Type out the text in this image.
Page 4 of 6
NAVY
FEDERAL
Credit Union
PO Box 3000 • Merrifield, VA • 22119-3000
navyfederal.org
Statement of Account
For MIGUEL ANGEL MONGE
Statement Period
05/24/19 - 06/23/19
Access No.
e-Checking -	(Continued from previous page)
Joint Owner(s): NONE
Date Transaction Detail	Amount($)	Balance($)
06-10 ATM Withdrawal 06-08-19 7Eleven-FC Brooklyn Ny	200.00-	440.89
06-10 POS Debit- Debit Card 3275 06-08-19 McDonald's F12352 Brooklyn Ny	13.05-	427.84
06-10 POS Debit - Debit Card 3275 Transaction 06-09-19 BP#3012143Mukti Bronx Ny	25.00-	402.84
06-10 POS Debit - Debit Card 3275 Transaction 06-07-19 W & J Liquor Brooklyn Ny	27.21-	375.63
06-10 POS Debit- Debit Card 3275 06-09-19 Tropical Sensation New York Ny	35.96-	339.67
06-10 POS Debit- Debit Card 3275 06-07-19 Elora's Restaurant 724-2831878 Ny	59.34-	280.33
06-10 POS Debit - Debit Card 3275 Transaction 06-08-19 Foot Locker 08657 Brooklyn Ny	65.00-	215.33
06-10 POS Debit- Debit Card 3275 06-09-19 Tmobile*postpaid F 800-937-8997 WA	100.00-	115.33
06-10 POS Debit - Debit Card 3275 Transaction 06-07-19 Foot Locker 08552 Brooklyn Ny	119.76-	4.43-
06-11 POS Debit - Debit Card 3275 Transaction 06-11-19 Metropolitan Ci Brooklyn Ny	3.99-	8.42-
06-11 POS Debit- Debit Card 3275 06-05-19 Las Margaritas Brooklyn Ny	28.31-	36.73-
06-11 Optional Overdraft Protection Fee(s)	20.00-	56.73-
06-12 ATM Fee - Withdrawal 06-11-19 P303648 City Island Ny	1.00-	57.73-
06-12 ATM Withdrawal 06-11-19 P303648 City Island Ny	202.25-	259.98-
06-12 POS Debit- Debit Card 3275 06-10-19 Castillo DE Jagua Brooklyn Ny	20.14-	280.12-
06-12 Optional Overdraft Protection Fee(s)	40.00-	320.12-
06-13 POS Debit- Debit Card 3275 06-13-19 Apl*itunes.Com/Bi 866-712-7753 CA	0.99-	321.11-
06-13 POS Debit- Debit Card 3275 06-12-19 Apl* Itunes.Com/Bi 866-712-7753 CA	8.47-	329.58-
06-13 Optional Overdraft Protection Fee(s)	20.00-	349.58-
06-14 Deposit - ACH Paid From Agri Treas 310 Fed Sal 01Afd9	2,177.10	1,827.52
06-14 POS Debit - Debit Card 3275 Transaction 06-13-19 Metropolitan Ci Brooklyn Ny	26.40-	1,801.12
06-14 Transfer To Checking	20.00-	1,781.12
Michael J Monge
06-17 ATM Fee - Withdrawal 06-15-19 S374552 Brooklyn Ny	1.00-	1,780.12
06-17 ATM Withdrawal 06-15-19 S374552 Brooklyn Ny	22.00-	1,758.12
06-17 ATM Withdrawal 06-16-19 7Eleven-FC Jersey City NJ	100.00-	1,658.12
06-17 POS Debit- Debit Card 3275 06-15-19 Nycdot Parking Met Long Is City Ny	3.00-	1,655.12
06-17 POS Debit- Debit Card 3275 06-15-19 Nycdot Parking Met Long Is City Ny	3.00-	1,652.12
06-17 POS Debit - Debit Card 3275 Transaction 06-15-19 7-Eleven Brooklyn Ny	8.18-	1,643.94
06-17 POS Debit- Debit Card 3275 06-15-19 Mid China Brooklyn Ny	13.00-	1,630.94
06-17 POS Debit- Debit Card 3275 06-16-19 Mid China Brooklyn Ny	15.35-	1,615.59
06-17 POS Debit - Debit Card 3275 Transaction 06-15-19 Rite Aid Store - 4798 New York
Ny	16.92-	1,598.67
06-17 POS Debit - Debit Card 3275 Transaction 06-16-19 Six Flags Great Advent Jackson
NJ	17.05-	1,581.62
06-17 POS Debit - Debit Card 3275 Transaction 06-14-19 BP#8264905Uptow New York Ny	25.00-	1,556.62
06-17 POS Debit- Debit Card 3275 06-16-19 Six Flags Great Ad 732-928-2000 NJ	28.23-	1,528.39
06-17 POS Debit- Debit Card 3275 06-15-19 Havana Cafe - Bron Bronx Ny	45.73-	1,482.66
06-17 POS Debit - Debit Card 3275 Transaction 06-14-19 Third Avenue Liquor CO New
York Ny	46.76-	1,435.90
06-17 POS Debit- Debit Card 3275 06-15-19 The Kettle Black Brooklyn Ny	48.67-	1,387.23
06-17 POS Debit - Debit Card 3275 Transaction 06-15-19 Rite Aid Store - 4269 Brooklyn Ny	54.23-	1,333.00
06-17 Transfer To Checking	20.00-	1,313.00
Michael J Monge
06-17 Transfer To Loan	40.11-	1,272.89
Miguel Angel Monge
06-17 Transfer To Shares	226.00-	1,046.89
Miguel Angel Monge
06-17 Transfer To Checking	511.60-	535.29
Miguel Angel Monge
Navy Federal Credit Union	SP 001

^^^^

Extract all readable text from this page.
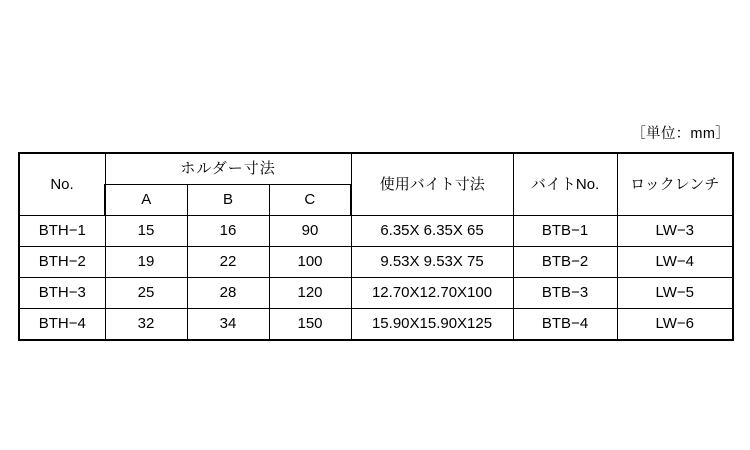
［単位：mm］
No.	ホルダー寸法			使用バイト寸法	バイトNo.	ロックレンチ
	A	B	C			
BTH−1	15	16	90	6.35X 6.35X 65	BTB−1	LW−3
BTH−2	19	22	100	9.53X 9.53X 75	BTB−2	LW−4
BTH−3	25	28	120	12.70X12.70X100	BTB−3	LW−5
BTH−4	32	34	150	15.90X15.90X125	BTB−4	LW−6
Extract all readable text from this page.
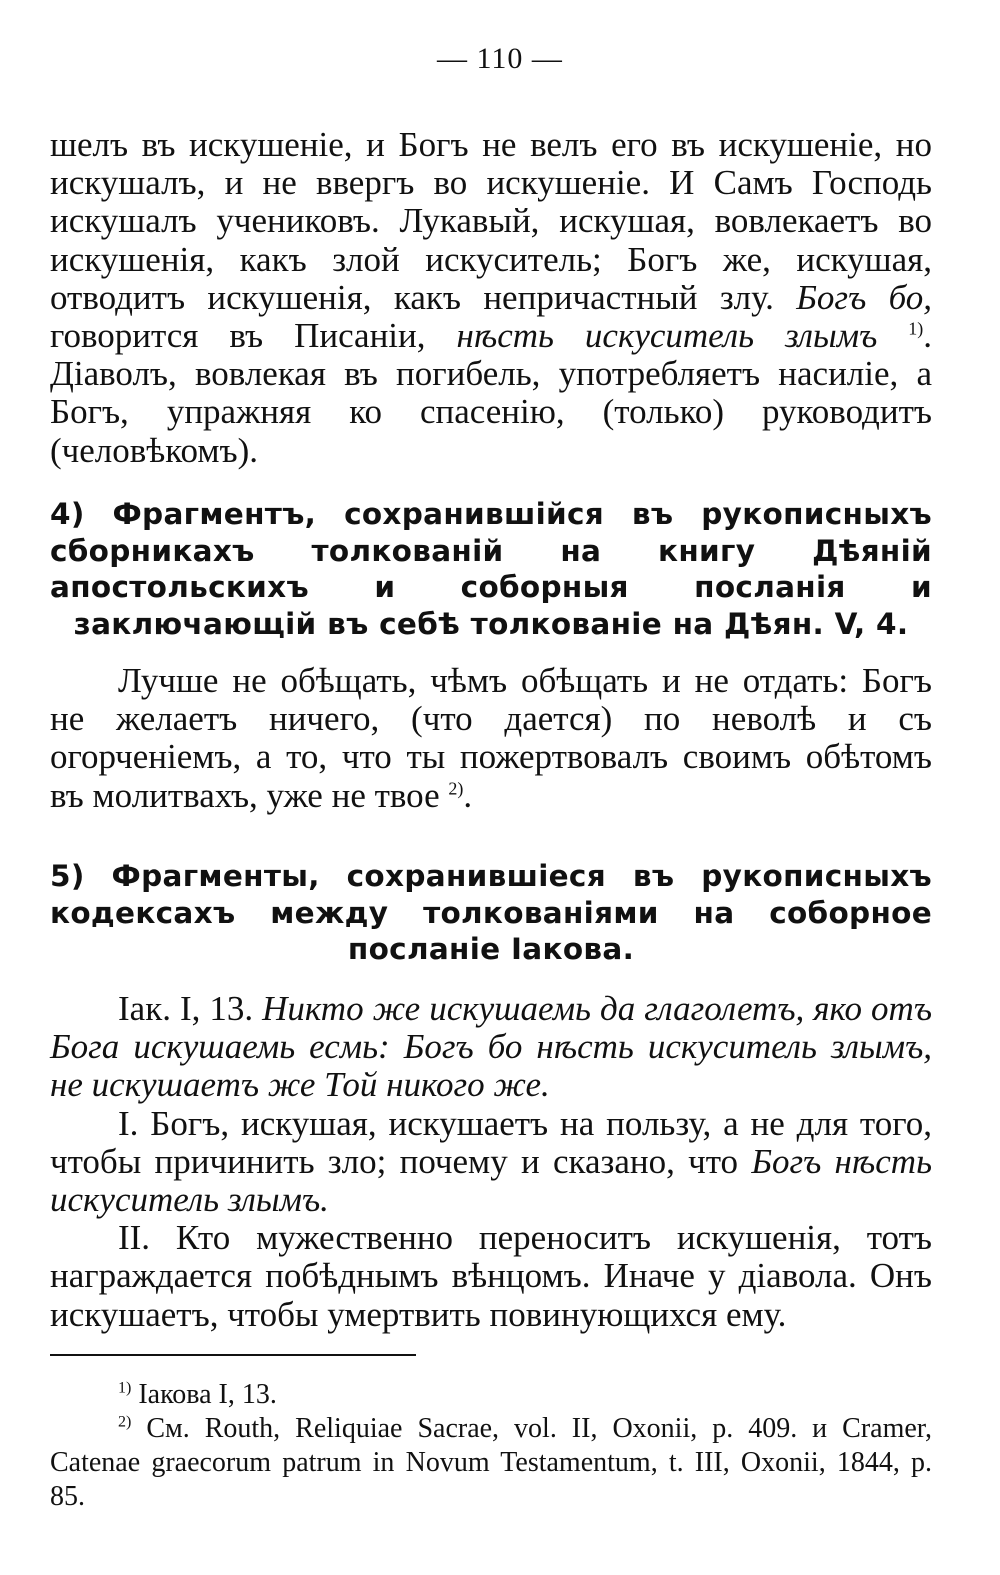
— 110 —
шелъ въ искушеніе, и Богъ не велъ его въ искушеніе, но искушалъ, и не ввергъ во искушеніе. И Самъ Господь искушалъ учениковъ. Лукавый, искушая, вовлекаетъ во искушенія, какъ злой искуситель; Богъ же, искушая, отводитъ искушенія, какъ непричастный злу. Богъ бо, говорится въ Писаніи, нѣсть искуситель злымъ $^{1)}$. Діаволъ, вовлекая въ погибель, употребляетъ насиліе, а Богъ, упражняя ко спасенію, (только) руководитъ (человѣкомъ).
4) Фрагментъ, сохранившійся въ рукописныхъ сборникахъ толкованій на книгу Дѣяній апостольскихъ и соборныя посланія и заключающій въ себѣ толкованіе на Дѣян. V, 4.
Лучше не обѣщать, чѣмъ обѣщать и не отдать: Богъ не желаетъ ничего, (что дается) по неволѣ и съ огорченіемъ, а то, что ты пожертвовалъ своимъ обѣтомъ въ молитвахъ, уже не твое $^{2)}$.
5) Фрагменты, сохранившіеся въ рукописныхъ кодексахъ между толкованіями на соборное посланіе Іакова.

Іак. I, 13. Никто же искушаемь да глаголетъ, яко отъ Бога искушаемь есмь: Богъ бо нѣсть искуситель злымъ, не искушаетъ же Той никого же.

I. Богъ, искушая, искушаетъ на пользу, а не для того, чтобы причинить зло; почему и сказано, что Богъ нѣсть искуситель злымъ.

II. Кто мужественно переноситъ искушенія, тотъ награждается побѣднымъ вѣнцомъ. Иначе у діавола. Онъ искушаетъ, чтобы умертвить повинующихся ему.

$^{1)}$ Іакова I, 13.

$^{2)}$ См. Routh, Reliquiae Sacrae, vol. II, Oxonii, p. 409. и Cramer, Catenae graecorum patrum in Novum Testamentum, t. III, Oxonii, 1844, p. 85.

^^^^

• _TASK REQUIREMENTS_:
Gather all lines from the listing above in which "Metropolitan" occurs.

• _TASK ANSWER_:
06-11 POS Debit - Debit Card 3275 Transaction 06-11-19 Metropolitan Ci Brooklyn Ny	3.99-	8.42-
06-14 POS Debit - Debit Card 3275 Transaction 06-13-19 Metropolitan Ci Brooklyn Ny	26.40-	1,801.12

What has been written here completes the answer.